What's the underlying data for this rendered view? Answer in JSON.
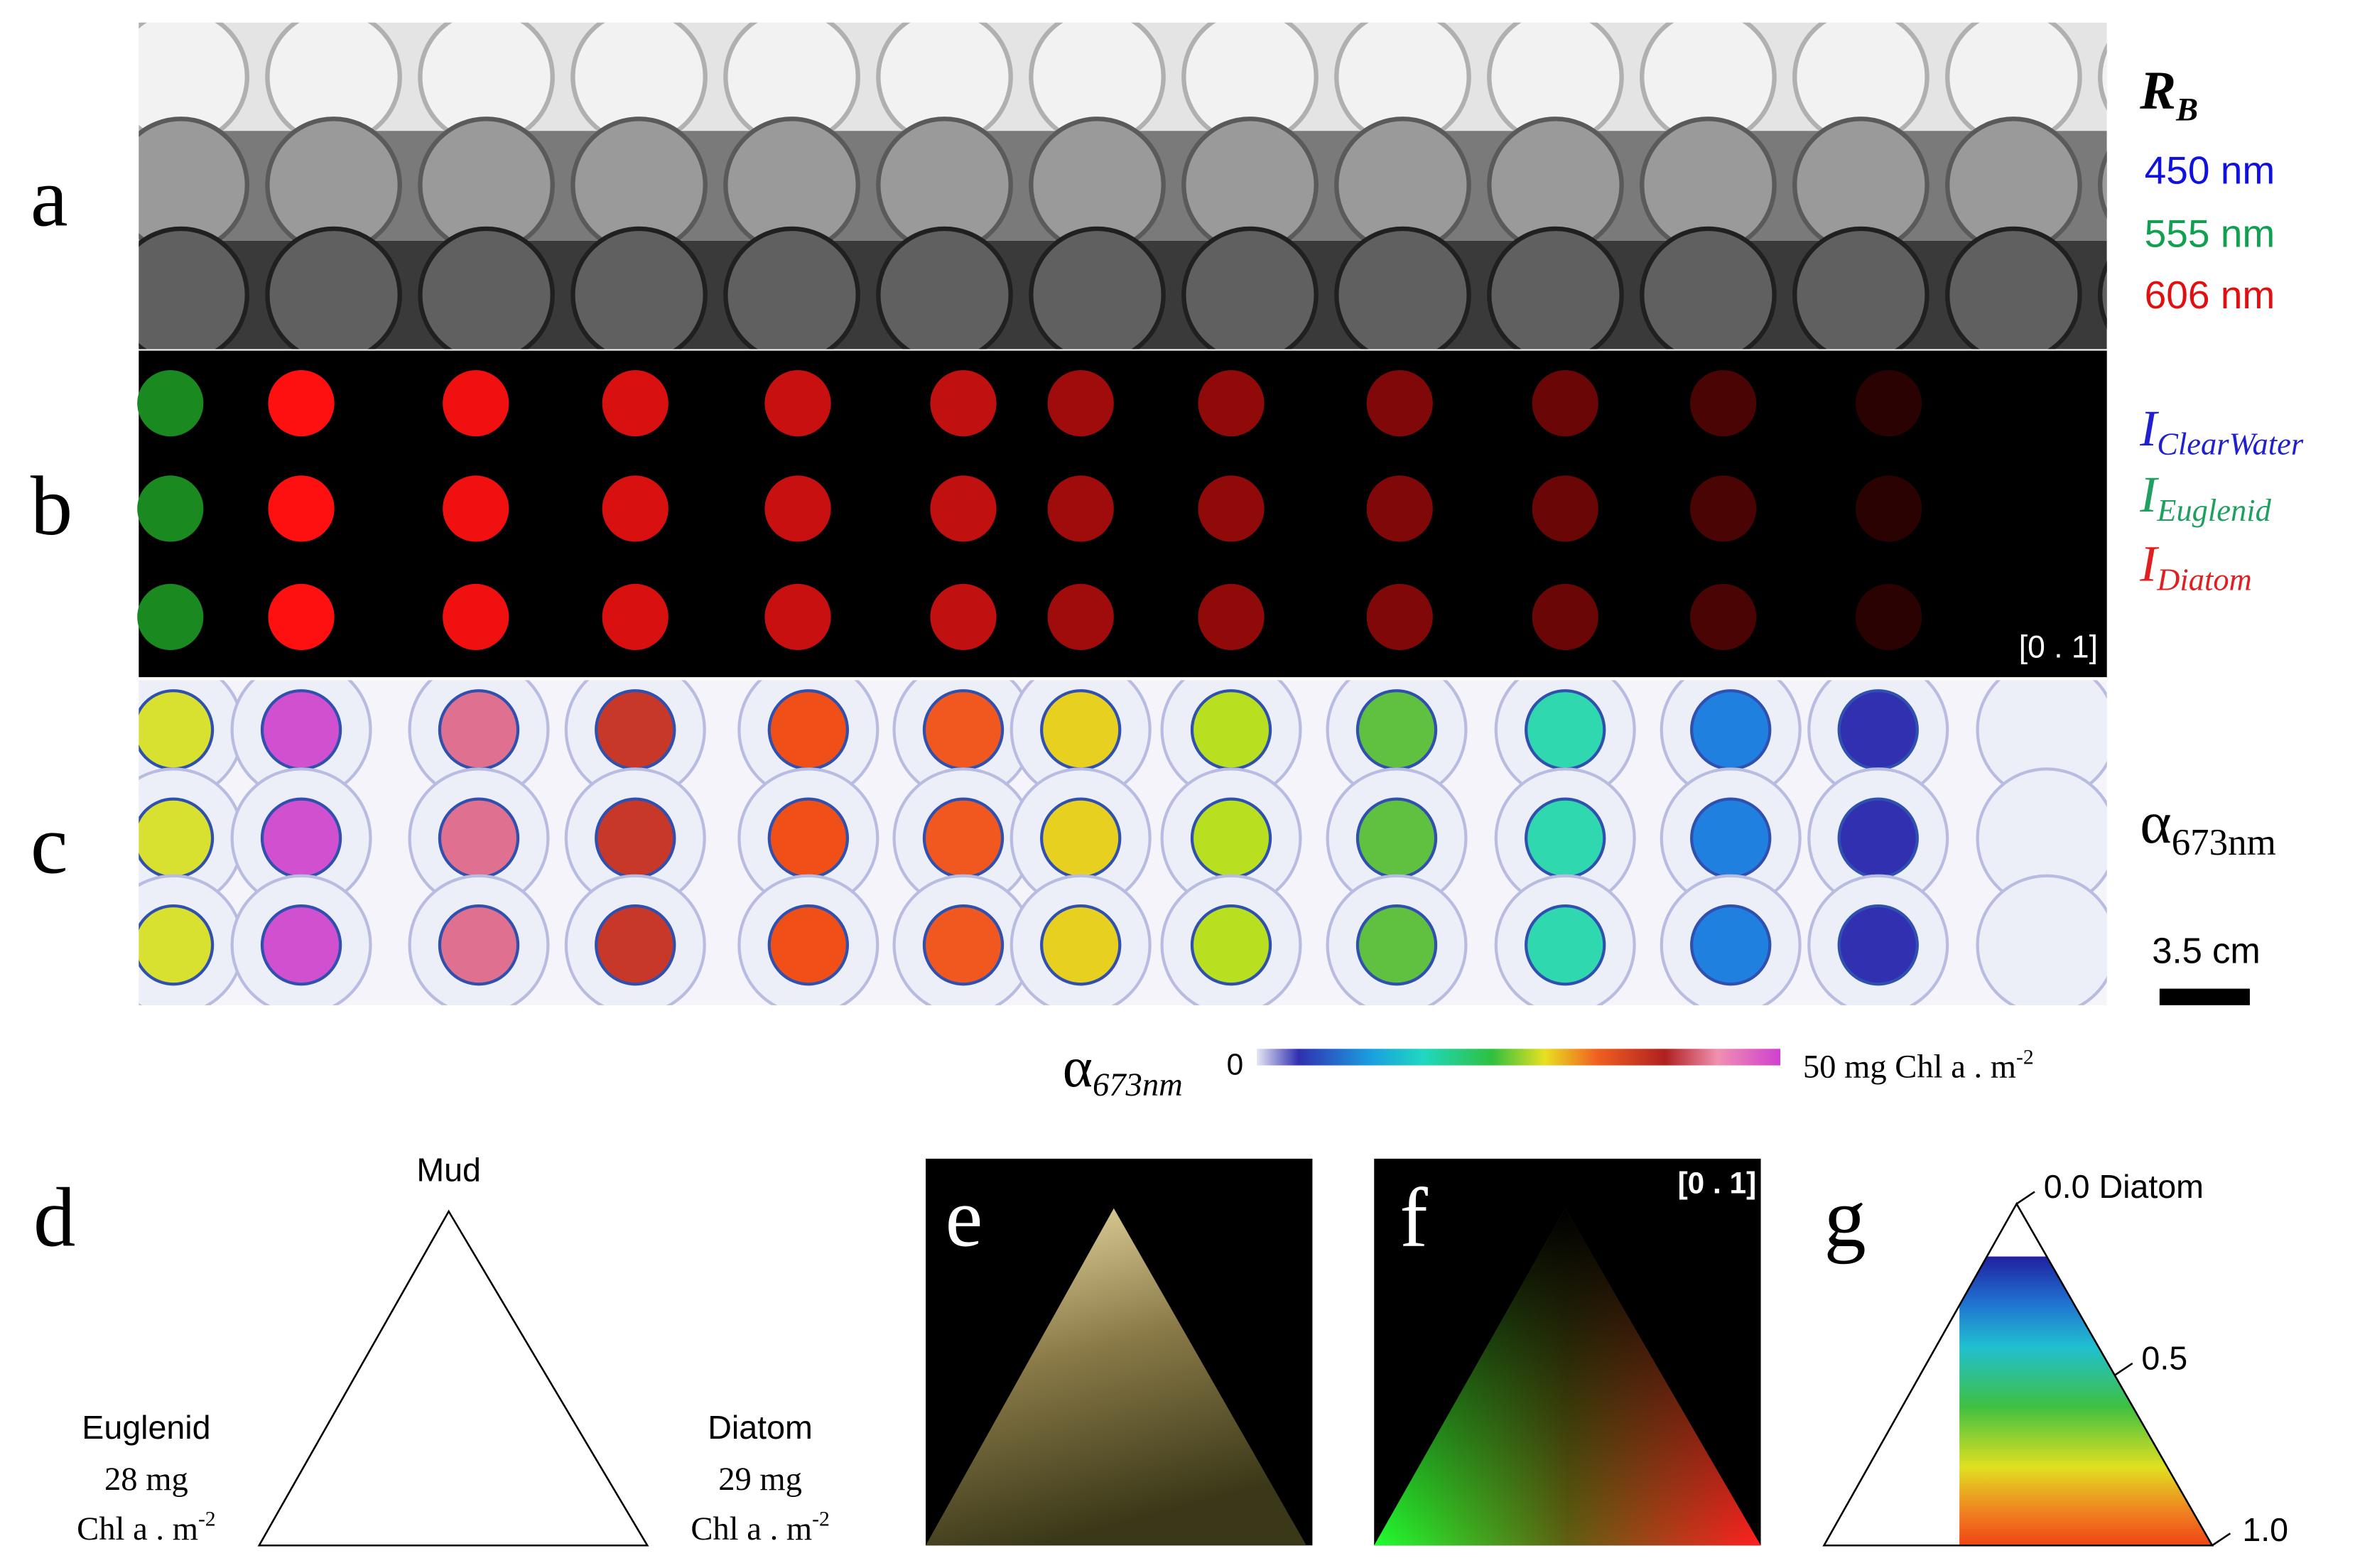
{
  "panels": {
    "a": {
      "label": "a",
      "title": {
        "symbol": "R",
        "subscript": "B"
      },
      "bands": [
        "450 nm",
        "555 nm",
        "606 nm"
      ]
    },
    "b": {
      "label": "b",
      "legend": [
        {
          "symbol": "I",
          "subscript": "ClearWater"
        },
        {
          "symbol": "I",
          "subscript": "Euglenid"
        },
        {
          "symbol": "I",
          "subscript": "Diatom"
        }
      ],
      "range": "[0 . 1]"
    },
    "c": {
      "label": "c",
      "title": {
        "symbol": "α",
        "subscript": "673nm"
      },
      "scale_bar": "3.5 cm",
      "colorbar": {
        "symbol": "α",
        "subscript": "673nm",
        "min": "0",
        "max": "50 mg Chl a . m",
        "max_superscript": "-2"
      }
    },
    "d": {
      "label": "d",
      "top": "Mud",
      "left": {
        "name": "Euglenid",
        "amount": "28 mg",
        "unit": "Chl a . m",
        "unit_superscript": "-2"
      },
      "right": {
        "name": "Diatom",
        "amount": "29 mg",
        "unit": "Chl a . m",
        "unit_superscript": "-2"
      }
    },
    "e": {
      "label": "e"
    },
    "f": {
      "label": "f",
      "range": "[0 . 1]"
    },
    "g": {
      "label": "g",
      "ticks": [
        "0.0 Diatom",
        "0.5",
        "1.0"
      ]
    }
  }
}
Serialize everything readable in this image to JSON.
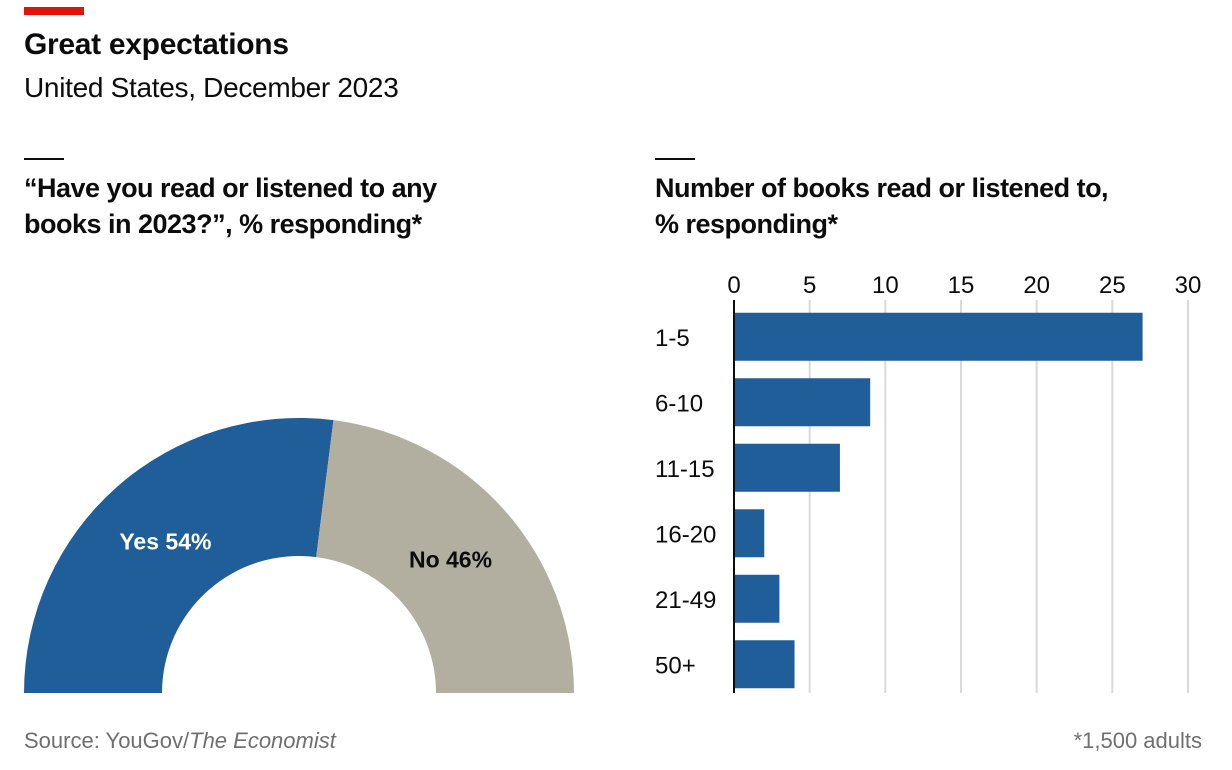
{
  "header": {
    "title": "Great expectations",
    "subtitle": "United States, December 2023"
  },
  "left_panel": {
    "heading_lines": [
      "“Have you read or listened to any",
      "books in 2023?”, % responding*"
    ]
  },
  "right_panel": {
    "heading_lines": [
      "Number of books read or listened to,",
      "% responding*"
    ]
  },
  "footer": {
    "source_prefix": "Source: YouGov/",
    "source_italic": "The Economist",
    "note": "*1,500 adults"
  },
  "colors": {
    "accent": "#e3120b",
    "blue": "#205e9a",
    "gray": "#b2afa0",
    "gridline": "#d9d9d9"
  },
  "chart_data": [
    {
      "type": "pie",
      "variant": "semicircle-donut",
      "categories": [
        "Yes",
        "No"
      ],
      "values": [
        54,
        46
      ],
      "labels": [
        "Yes 54%",
        "No 46%"
      ],
      "colors": [
        "#205e9a",
        "#b2afa0"
      ]
    },
    {
      "type": "bar",
      "orientation": "horizontal",
      "categories": [
        "1-5",
        "6-10",
        "11-15",
        "16-20",
        "21-49",
        "50+"
      ],
      "values": [
        27,
        9,
        7,
        2,
        3,
        4
      ],
      "xlim": [
        0,
        30
      ],
      "xticks": [
        0,
        5,
        10,
        15,
        20,
        25,
        30
      ],
      "tick_position": "top",
      "grid": true,
      "color": "#205e9a"
    }
  ]
}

* **Goal**
Set down every entry word for word, but omit the pictures.

* **Solution**
What's the underlying data for this rendered view? Answer in JSON.
{
  "panels": {
    "a": {
      "label": "a",
      "title": {
        "symbol": "R",
        "subscript": "B"
      },
      "bands": [
        "450 nm",
        "555 nm",
        "606 nm"
      ]
    },
    "b": {
      "label": "b",
      "legend": [
        {
          "symbol": "I",
          "subscript": "ClearWater"
        },
        {
          "symbol": "I",
          "subscript": "Euglenid"
        },
        {
          "symbol": "I",
          "subscript": "Diatom"
        }
      ],
      "range": "[0 . 1]"
    },
    "c": {
      "label": "c",
      "title": {
        "symbol": "α",
        "subscript": "673nm"
      },
      "scale_bar": "3.5 cm",
      "colorbar": {
        "symbol": "α",
        "subscript": "673nm",
        "min": "0",
        "max": "50 mg Chl a . m",
        "max_superscript": "-2"
      }
    },
    "d": {
      "label": "d",
      "top": "Mud",
      "left": {
        "name": "Euglenid",
        "amount": "28 mg",
        "unit": "Chl a . m",
        "unit_superscript": "-2"
      },
      "right": {
        "name": "Diatom",
        "amount": "29 mg",
        "unit": "Chl a . m",
        "unit_superscript": "-2"
      }
    },
    "e": {
      "label": "e"
    },
    "f": {
      "label": "f",
      "range": "[0 . 1]"
    },
    "g": {
      "label": "g",
      "ticks": [
        "0.0 Diatom",
        "0.5",
        "1.0"
      ]
    }
  }
}
Serialize everything readable in this image to JSON.
{
  "header": {
    "title": "Great expectations",
    "subtitle": "United States, December 2023"
  },
  "left_panel": {
    "heading_lines": [
      "“Have you read or listened to any",
      "books in 2023?”, % responding*"
    ]
  },
  "right_panel": {
    "heading_lines": [
      "Number of books read or listened to,",
      "% responding*"
    ]
  },
  "footer": {
    "source_prefix": "Source: YouGov/",
    "source_italic": "The Economist",
    "note": "*1,500 adults"
  },
  "colors": {
    "accent": "#e3120b",
    "blue": "#205e9a",
    "gray": "#b2afa0",
    "gridline": "#d9d9d9"
  },
  "chart_data": [
    {
      "type": "pie",
      "variant": "semicircle-donut",
      "categories": [
        "Yes",
        "No"
      ],
      "values": [
        54,
        46
      ],
      "labels": [
        "Yes 54%",
        "No 46%"
      ],
      "colors": [
        "#205e9a",
        "#b2afa0"
      ]
    },
    {
      "type": "bar",
      "orientation": "horizontal",
      "categories": [
        "1-5",
        "6-10",
        "11-15",
        "16-20",
        "21-49",
        "50+"
      ],
      "values": [
        27,
        9,
        7,
        2,
        3,
        4
      ],
      "xlim": [
        0,
        30
      ],
      "xticks": [
        0,
        5,
        10,
        15,
        20,
        25,
        30
      ],
      "tick_position": "top",
      "grid": true,
      "color": "#205e9a"
    }
  ]
}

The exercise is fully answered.